Data:
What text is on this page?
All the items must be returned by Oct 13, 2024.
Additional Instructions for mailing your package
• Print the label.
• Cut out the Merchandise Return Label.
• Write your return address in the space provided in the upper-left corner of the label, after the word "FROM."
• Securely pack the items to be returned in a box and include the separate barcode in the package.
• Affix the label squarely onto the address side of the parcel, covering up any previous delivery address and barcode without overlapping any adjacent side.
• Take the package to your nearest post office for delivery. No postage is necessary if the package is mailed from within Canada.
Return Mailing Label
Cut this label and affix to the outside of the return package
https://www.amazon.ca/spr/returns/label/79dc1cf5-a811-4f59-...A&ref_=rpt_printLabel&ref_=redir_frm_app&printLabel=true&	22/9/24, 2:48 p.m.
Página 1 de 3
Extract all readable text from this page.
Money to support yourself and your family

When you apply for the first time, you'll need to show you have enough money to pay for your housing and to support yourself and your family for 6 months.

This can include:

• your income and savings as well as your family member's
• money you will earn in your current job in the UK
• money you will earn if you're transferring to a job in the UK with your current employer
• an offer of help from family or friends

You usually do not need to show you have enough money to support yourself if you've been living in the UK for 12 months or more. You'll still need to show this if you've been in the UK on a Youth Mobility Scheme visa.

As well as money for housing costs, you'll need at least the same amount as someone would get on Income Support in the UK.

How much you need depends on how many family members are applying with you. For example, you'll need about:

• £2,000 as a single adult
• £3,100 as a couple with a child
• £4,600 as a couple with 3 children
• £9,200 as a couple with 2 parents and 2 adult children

Given instruction: Print every record above exactly as written.

Correct response:
What text is on this page?
All the items must be returned by Oct 13, 2024.
Additional Instructions for mailing your package
• Print the label.
• Cut out the Merchandise Return Label.
• Write your return address in the space provided in the upper-left corner of the label, after the word "FROM."
• Securely pack the items to be returned in a box and include the separate barcode in the package.
• Affix the label squarely onto the address side of the parcel, covering up any previous delivery address and barcode without overlapping any adjacent side.
• Take the package to your nearest post office for delivery. No postage is necessary if the package is mailed from within Canada.
Return Mailing Label
Cut this label and affix to the outside of the return package
https://www.amazon.ca/spr/returns/label/79dc1cf5-a811-4f59-...A&ref_=rpt_printLabel&ref_=redir_frm_app&printLabel=true&	22/9/24, 2:48 p.m.
Página 1 de 3
Extract all readable text from this page.
Money to support yourself and your family

When you apply for the first time, you'll need to show you have enough money to pay for your housing and to support yourself and your family for 6 months.

This can include:

• your income and savings as well as your family member's
• money you will earn in your current job in the UK
• money you will earn if you're transferring to a job in the UK with your current employer
• an offer of help from family or friends

You usually do not need to show you have enough money to support yourself if you've been living in the UK for 12 months or more. You'll still need to show this if you've been in the UK on a Youth Mobility Scheme visa.

As well as money for housing costs, you'll need at least the same amount as someone would get on Income Support in the UK.

How much you need depends on how many family members are applying with you. For example, you'll need about:

• £2,000 as a single adult
• £3,100 as a couple with a child
• £4,600 as a couple with 3 children
• £9,200 as a couple with 2 parents and 2 adult children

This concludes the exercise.